The exercise:
Reproduce all entries precisely, down to the last character.

Collected data
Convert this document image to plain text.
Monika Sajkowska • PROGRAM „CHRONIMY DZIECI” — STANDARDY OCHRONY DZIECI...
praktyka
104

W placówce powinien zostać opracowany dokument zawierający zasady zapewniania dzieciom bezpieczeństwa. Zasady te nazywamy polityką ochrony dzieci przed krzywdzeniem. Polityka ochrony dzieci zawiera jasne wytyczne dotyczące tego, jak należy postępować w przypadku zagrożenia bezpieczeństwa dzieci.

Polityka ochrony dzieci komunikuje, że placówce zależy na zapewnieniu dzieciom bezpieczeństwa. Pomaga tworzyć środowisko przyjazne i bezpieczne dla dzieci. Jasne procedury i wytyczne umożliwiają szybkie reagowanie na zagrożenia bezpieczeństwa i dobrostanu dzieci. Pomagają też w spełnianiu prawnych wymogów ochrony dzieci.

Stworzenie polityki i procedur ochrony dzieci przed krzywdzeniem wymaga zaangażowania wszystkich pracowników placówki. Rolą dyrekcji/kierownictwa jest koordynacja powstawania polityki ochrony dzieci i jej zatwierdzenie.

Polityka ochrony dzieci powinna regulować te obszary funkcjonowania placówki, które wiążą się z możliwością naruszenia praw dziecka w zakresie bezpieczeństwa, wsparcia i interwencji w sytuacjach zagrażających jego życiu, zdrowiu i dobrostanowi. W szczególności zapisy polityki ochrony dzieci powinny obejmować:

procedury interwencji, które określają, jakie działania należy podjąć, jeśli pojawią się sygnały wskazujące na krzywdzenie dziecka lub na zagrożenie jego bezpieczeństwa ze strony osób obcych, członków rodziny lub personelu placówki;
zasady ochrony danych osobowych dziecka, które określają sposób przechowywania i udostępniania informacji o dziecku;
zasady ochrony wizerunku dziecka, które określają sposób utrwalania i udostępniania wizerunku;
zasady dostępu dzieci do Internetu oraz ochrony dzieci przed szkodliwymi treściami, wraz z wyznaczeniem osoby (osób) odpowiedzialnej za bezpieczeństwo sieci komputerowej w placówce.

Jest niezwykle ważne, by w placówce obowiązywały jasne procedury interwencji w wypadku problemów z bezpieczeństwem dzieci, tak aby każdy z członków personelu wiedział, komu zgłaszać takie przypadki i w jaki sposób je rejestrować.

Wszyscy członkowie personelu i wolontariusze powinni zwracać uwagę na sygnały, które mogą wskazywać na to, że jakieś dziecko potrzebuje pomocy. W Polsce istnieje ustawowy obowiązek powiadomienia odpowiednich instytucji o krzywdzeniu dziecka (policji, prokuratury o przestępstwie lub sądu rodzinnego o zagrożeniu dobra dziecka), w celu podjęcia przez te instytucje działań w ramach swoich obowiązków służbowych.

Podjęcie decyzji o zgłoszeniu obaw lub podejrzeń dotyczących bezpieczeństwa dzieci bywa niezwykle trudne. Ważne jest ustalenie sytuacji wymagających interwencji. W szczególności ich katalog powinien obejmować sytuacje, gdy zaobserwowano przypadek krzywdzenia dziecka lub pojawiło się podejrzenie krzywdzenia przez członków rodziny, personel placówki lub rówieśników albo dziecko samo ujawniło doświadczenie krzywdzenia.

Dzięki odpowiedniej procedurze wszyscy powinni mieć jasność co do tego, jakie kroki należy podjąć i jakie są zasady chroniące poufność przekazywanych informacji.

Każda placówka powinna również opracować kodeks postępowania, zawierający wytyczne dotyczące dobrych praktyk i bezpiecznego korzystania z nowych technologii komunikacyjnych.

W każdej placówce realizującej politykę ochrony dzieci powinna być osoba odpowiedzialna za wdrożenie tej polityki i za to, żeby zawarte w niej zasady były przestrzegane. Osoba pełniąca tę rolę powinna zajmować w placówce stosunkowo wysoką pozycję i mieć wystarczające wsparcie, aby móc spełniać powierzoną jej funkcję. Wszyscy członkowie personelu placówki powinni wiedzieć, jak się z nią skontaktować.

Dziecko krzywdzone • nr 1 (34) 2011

Completed task:
Convert this document image to plain text.
Monika Sajkowska • PROGRAM „CHRONIMY DZIECI” — STANDARDY OCHRONY DZIECI...
praktyka
104

W placówce powinien zostać opracowany dokument zawierający zasady zapewniania dzieciom bezpieczeństwa. Zasady te nazywamy polityką ochrony dzieci przed krzywdzeniem. Polityka ochrony dzieci zawiera jasne wytyczne dotyczące tego, jak należy postępować w przypadku zagrożenia bezpieczeństwa dzieci.

Polityka ochrony dzieci komunikuje, że placówce zależy na zapewnieniu dzieciom bezpieczeństwa. Pomaga tworzyć środowisko przyjazne i bezpieczne dla dzieci. Jasne procedury i wytyczne umożliwiają szybkie reagowanie na zagrożenia bezpieczeństwa i dobrostanu dzieci. Pomagają też w spełnianiu prawnych wymogów ochrony dzieci.

Stworzenie polityki i procedur ochrony dzieci przed krzywdzeniem wymaga zaangażowania wszystkich pracowników placówki. Rolą dyrekcji/kierownictwa jest koordynacja powstawania polityki ochrony dzieci i jej zatwierdzenie.

Polityka ochrony dzieci powinna regulować te obszary funkcjonowania placówki, które wiążą się z możliwością naruszenia praw dziecka w zakresie bezpieczeństwa, wsparcia i interwencji w sytuacjach zagrażających jego życiu, zdrowiu i dobrostanowi. W szczególności zapisy polityki ochrony dzieci powinny obejmować:

procedury interwencji, które określają, jakie działania należy podjąć, jeśli pojawią się sygnały wskazujące na krzywdzenie dziecka lub na zagrożenie jego bezpieczeństwa ze strony osób obcych, członków rodziny lub personelu placówki;
zasady ochrony danych osobowych dziecka, które określają sposób przechowywania i udostępniania informacji o dziecku;
zasady ochrony wizerunku dziecka, które określają sposób utrwalania i udostępniania wizerunku;
zasady dostępu dzieci do Internetu oraz ochrony dzieci przed szkodliwymi treściami, wraz z wyznaczeniem osoby (osób) odpowiedzialnej za bezpieczeństwo sieci komputerowej w placówce.

Jest niezwykle ważne, by w placówce obowiązywały jasne procedury interwencji w wypadku problemów z bezpieczeństwem dzieci, tak aby każdy z członków personelu wiedział, komu zgłaszać takie przypadki i w jaki sposób je rejestrować.

Wszyscy członkowie personelu i wolontariusze powinni zwracać uwagę na sygnały, które mogą wskazywać na to, że jakieś dziecko potrzebuje pomocy. W Polsce istnieje ustawowy obowiązek powiadomienia odpowiednich instytucji o krzywdzeniu dziecka (policji, prokuratury o przestępstwie lub sądu rodzinnego o zagrożeniu dobra dziecka), w celu podjęcia przez te instytucje działań w ramach swoich obowiązków służbowych.

Podjęcie decyzji o zgłoszeniu obaw lub podejrzeń dotyczących bezpieczeństwa dzieci bywa niezwykle trudne. Ważne jest ustalenie sytuacji wymagających interwencji. W szczególności ich katalog powinien obejmować sytuacje, gdy zaobserwowano przypadek krzywdzenia dziecka lub pojawiło się podejrzenie krzywdzenia przez członków rodziny, personel placówki lub rówieśników albo dziecko samo ujawniło doświadczenie krzywdzenia.

Dzięki odpowiedniej procedurze wszyscy powinni mieć jasność co do tego, jakie kroki należy podjąć i jakie są zasady chroniące poufność przekazywanych informacji.

Każda placówka powinna również opracować kodeks postępowania, zawierający wytyczne dotyczące dobrych praktyk i bezpiecznego korzystania z nowych technologii komunikacyjnych.

W każdej placówce realizującej politykę ochrony dzieci powinna być osoba odpowiedzialna za wdrożenie tej polityki i za to, żeby zawarte w niej zasady były przestrzegane. Osoba pełniąca tę rolę powinna zajmować w placówce stosunkowo wysoką pozycję i mieć wystarczające wsparcie, aby móc spełniać powierzoną jej funkcję. Wszyscy członkowie personelu placówki powinni wiedzieć, jak się z nią skontaktować.

Dziecko krzywdzone • nr 1 (34) 2011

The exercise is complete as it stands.